**Exercise prompt:**
Reproduce, character for character, the part of the listing that opens with the line containing "What elements are" and closes with the line containing "data-point [452, 224, 458, 230]", including both of those lines.

**Stored rows:**
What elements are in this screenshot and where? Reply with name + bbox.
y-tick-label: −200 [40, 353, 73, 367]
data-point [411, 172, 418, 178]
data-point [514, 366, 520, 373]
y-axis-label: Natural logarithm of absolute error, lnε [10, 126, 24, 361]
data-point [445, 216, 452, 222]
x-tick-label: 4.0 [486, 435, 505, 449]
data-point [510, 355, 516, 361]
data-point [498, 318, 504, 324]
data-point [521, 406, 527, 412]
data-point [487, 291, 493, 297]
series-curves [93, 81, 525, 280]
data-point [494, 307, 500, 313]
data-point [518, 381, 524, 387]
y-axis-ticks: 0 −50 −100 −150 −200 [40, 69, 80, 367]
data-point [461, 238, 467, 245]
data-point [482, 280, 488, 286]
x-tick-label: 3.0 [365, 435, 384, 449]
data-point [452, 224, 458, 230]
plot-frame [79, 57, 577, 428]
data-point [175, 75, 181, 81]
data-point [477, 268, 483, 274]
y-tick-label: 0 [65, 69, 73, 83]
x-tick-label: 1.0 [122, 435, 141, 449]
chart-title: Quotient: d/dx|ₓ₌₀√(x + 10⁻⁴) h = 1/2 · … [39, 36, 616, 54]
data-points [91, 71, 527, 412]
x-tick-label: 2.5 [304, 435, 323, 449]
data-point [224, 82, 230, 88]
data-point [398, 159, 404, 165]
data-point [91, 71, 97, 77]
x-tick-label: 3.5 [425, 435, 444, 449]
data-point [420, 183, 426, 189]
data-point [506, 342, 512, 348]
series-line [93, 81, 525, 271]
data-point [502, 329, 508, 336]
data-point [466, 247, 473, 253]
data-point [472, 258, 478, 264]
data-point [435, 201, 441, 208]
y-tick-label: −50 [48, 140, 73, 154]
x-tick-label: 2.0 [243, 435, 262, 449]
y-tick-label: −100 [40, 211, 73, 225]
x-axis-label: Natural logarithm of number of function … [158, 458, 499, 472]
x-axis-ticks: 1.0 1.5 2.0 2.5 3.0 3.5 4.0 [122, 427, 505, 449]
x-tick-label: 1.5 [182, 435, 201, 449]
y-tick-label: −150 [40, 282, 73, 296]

---

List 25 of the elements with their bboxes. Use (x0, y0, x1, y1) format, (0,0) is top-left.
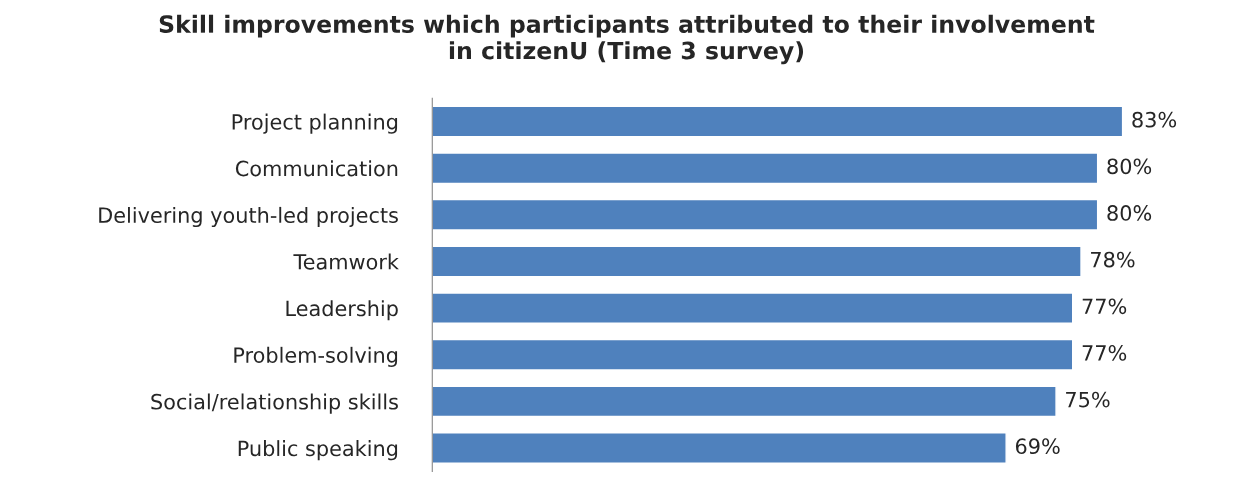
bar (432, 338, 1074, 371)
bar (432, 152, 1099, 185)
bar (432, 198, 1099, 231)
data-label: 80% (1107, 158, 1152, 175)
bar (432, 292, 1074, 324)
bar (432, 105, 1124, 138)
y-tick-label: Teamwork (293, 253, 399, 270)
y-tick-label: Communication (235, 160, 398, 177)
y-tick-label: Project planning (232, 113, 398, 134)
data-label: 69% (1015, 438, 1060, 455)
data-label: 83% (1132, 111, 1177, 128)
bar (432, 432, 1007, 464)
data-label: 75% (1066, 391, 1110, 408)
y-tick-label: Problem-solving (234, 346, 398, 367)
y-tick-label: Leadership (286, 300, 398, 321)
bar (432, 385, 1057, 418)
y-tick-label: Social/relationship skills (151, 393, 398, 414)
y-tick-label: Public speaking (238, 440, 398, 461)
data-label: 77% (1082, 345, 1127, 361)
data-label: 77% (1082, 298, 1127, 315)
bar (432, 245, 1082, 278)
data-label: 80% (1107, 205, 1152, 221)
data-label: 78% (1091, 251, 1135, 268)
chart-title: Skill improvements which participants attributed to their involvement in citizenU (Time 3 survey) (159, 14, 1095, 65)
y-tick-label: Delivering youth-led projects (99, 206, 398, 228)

**Output of the task:**
What elements are in this screenshot and where? Reply with name + bbox.
y-tick-label: −200 [40, 353, 73, 367]
data-point [411, 172, 418, 178]
data-point [514, 366, 520, 373]
y-axis-label: Natural logarithm of absolute error, lnε [10, 126, 24, 361]
data-point [445, 216, 452, 222]
x-tick-label: 4.0 [486, 435, 505, 449]
data-point [510, 355, 516, 361]
data-point [498, 318, 504, 324]
data-point [521, 406, 527, 412]
data-point [487, 291, 493, 297]
series-curves [93, 81, 525, 280]
data-point [494, 307, 500, 313]
data-point [518, 381, 524, 387]
y-axis-ticks: 0 −50 −100 −150 −200 [40, 69, 80, 367]
data-point [461, 238, 467, 245]
data-point [482, 280, 488, 286]
x-tick-label: 3.0 [365, 435, 384, 449]
data-point [452, 224, 458, 230]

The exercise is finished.